Qué hacer:
1/ Según el pasaje, ¿en qué recipiente se mezclan el aceite y el zumo de lima?
2/ Imprime el fragmento del pasaje que va desde "Unas ramitas de" hasta "en trozos pequeños.", ambos incluidos.

Pasaje:

El olor de la tierra recién regada, el perfume matinal de las flores, el cielo azul sin la mácula de una nube y el canto de un jilguero desde el ramaje de un cerezo cuajado de flores le parecieron a Amelia componentes extraordinarios de la vida, regalos de la naturaleza sin los cuales no era posible vivir. Y si uno se ve obligado a pasar por el mundo despojado de la posibilidad de disfrutar de estos simples prodigios? Si uno se despierta cada amanecer asediado por la fealdad y la sordidez más compactas, atrapado en un pantano que te arrastra hacia el invento del día a día? El jilguero trina igual para todos, la misma melodía, en los mismos tonos? Amelia se miró las manos, y volvió a levantar los ojos hacia el patio, convencida de que, a pesar de las carencias y frustraciones sufridas por años, todavía podía considerarse una persona afortunada, pues ni ella ni sus amores más cercanos, sus amigos y familiares, se habían visto obligados a atravesar las fronteras últimas de la envidia para sobrevivir. El aroma a café, que llegaba de la cocina, tocó su olfato y, adelantándose al delicioso trago, se llevó un cigarrillo a los labios, preparándose para ejecutar la fusión de aquellas dos sensaciones maravillosas y tan demonizadas por su médico. Un nuevo día la esperaba, un día más para compartir con los suyos todo lo mejor que poseía, su tiempo y su deseo de hacerles felices. Lentamente llegó hasta la cocina, se sirvió el café y se sentó dispuesta a disfrutar y a pensar cómo haría feliz a la hora de la comida a su hermana, algo sencillo, algo delicado, algo dulce, algo salado, algo que contara cómo la veía ella…
ENSALADA DE BACALAO, UCHUVAS Y NARANJA
Ingredientes (2 personas):
Ver imagen
1 naranja.
15 uchuvas (Physalis)
1 cebolleta tierna.
½ lima (el zumo)
Unas ramitas de cilantro picadas.
3 c.s de aove.
Elaboración:
Pelamos la naranja a lo vivo (sin que quede nada de la parte blanca) y la cortamos en rodajas como de 1 cm. Luego, cortamos las rodajas en trozos pequeños.
Cortamos la cebolleta en rodajas no muy gruesas, y las uchuvas a la mitad.
Mezclamos bien el aceite y el zumo de lima en un cuenco.
En la fuente donde vayamos a servir colocamos la naranja, la cebolleta, el bacalao y las uchuvas. Espolvoreamos todo con el cilantro picado y un par de “toques” de pimienta negra recién molida. Aliñamos con la mezcla de lima y aceite y servimos.

Datos de detección de la maquetación del documento:
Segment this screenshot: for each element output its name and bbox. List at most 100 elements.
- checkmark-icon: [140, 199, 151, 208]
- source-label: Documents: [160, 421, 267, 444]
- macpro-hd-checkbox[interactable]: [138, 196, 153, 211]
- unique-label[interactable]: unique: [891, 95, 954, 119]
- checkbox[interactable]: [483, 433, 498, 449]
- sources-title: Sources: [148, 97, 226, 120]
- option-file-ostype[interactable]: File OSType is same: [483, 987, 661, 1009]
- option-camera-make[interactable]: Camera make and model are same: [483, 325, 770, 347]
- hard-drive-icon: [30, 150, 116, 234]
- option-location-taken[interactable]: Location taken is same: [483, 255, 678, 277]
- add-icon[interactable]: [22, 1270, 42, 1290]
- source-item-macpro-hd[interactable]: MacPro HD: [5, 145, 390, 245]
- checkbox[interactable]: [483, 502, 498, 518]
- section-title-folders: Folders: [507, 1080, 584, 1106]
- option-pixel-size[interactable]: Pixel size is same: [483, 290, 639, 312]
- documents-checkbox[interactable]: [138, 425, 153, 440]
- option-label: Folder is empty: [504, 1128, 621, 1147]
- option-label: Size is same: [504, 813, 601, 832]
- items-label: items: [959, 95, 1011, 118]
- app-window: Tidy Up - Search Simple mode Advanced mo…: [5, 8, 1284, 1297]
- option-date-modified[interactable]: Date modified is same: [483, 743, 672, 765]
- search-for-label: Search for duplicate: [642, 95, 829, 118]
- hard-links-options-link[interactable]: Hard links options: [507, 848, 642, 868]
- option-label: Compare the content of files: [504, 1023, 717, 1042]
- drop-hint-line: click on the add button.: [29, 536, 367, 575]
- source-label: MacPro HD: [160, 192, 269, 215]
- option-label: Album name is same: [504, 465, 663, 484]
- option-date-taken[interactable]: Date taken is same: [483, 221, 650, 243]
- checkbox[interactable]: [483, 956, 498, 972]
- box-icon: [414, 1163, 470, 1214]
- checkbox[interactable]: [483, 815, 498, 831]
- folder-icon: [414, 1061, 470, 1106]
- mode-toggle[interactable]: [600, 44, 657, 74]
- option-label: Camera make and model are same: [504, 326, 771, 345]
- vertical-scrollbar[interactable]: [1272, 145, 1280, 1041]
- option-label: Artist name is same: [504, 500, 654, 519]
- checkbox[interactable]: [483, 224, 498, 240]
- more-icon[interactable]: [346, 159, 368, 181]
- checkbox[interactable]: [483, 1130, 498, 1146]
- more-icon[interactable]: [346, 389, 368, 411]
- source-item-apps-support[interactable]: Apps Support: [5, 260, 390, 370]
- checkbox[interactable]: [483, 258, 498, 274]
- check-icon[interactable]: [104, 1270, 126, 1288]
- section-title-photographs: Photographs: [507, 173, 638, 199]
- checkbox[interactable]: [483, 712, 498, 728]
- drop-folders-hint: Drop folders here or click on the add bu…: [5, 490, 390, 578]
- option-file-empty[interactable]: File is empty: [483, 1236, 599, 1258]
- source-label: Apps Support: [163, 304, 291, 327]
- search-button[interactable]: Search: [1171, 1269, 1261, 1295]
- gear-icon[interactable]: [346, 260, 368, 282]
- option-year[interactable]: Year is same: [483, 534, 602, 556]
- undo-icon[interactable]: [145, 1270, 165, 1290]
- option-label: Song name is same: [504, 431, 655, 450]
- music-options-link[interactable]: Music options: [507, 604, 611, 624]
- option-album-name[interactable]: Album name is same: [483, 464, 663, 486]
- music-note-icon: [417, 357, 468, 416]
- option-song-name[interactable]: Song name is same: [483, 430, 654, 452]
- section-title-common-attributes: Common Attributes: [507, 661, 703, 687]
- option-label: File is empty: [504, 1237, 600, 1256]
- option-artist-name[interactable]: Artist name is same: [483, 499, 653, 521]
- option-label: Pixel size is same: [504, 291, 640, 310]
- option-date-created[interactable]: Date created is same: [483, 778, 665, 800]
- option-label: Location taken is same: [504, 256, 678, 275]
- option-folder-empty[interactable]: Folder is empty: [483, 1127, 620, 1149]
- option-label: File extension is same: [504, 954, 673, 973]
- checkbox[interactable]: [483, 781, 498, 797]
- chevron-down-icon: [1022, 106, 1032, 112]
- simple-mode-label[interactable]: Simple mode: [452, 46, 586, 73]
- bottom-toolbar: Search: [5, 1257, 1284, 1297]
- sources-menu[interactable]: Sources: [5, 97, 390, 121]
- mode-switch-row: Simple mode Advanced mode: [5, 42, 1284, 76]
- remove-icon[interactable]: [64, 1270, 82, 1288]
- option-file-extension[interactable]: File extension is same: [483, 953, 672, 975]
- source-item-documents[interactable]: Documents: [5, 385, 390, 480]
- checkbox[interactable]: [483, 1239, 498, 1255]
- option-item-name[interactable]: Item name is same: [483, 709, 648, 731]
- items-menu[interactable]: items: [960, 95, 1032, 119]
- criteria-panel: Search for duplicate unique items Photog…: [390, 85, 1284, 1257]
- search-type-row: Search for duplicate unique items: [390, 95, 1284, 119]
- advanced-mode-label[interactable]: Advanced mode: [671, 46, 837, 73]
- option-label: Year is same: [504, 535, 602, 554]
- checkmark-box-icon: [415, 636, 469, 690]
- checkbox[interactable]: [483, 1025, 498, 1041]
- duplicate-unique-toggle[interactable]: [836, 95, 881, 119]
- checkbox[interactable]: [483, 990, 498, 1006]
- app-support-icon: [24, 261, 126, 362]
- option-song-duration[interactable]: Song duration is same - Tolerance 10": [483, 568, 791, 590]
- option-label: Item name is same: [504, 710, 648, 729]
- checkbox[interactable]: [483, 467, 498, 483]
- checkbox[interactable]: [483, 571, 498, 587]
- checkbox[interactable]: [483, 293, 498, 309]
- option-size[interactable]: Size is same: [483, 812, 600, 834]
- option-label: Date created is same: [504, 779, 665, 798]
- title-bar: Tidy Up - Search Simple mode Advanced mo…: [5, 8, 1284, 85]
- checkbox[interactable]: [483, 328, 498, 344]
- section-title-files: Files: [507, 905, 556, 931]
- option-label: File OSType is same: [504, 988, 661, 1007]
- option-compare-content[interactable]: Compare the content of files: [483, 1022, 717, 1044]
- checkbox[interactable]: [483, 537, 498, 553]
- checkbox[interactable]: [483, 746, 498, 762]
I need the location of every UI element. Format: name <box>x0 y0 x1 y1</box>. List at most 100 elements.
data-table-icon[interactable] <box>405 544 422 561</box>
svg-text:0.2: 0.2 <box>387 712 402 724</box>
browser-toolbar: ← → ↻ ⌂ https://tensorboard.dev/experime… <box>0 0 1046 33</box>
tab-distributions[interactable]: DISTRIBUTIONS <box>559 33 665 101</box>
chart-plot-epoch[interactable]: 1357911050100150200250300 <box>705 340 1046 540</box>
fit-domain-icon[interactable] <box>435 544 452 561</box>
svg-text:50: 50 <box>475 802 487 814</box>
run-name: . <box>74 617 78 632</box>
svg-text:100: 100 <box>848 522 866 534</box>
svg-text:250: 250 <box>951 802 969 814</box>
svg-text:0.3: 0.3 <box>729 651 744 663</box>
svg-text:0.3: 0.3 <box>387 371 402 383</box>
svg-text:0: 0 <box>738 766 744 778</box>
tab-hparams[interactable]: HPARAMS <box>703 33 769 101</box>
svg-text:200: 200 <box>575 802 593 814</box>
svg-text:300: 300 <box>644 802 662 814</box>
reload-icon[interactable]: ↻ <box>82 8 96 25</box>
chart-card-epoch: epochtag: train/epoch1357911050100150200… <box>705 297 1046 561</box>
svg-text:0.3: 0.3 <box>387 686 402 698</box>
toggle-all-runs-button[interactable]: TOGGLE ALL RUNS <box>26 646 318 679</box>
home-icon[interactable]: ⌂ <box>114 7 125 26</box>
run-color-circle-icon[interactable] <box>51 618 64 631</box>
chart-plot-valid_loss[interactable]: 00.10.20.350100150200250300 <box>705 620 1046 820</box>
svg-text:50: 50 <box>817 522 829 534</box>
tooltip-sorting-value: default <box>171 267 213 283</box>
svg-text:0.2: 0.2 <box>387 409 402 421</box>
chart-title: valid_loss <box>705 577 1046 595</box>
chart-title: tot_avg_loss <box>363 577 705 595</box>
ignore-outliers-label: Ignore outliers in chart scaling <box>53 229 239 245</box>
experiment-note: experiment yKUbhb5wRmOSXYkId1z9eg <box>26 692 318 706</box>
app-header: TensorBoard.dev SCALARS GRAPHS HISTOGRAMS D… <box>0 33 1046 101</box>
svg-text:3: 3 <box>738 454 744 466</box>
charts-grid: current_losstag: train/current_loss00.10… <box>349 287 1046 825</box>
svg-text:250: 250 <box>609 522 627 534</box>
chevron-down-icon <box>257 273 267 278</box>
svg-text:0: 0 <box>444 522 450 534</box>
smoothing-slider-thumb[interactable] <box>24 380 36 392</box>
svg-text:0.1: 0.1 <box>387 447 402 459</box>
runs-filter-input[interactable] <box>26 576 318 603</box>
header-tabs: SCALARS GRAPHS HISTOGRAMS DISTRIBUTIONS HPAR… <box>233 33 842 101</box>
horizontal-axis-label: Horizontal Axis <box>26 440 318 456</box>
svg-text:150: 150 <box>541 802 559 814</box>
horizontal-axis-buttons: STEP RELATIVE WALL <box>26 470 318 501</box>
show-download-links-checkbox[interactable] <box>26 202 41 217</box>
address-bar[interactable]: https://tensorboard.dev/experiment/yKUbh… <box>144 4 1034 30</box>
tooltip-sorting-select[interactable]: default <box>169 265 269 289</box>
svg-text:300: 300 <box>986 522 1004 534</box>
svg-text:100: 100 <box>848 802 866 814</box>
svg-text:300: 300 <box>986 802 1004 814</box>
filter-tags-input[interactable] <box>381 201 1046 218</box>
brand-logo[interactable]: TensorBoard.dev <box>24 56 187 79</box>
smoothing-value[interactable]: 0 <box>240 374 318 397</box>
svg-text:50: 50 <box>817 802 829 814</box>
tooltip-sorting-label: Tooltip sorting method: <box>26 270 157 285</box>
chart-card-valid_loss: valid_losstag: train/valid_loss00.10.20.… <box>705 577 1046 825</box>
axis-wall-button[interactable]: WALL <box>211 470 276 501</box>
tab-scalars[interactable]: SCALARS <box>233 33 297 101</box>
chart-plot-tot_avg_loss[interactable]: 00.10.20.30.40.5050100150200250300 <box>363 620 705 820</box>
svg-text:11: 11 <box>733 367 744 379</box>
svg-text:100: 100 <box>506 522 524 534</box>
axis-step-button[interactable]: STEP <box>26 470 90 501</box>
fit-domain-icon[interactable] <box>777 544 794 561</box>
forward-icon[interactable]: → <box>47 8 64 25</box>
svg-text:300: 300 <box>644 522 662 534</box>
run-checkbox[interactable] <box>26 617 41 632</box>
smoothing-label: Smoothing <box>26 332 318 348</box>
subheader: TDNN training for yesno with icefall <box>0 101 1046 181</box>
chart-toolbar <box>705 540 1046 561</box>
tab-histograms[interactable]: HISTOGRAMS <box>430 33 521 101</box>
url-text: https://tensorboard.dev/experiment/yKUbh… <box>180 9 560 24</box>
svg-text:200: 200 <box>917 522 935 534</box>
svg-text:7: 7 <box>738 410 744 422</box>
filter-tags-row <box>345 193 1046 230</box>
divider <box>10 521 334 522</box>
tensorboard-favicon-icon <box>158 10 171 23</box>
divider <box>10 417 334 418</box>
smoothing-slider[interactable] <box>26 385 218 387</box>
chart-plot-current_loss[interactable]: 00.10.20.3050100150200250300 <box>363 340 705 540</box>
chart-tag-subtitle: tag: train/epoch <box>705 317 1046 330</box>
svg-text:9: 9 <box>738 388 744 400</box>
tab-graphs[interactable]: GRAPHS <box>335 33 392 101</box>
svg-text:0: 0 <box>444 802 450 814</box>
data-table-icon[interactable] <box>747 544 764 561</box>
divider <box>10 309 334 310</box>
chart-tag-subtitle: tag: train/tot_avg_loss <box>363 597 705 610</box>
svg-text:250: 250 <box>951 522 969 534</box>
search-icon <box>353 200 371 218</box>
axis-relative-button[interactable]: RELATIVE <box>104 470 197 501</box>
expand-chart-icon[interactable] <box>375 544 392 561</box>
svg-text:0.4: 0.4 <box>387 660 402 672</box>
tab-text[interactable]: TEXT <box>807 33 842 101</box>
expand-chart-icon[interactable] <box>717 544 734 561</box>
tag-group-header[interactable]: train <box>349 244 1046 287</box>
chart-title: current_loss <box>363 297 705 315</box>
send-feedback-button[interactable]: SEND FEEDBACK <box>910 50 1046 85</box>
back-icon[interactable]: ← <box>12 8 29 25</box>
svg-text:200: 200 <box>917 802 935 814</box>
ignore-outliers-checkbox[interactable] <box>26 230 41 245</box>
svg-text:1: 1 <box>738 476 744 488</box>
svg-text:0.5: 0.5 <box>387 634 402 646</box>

Respuestas por tarea:
1/ En un cuenco.

2/
Unas ramitas de cilantro picadas.
3 c.s de aove.
Elaboración:
Pelamos la naranja a lo vivo (sin que quede nada de la parte blanca) y la cortamos en rodajas como de 1 cm. Luego, cortamos las rodajas en trozos pequeños.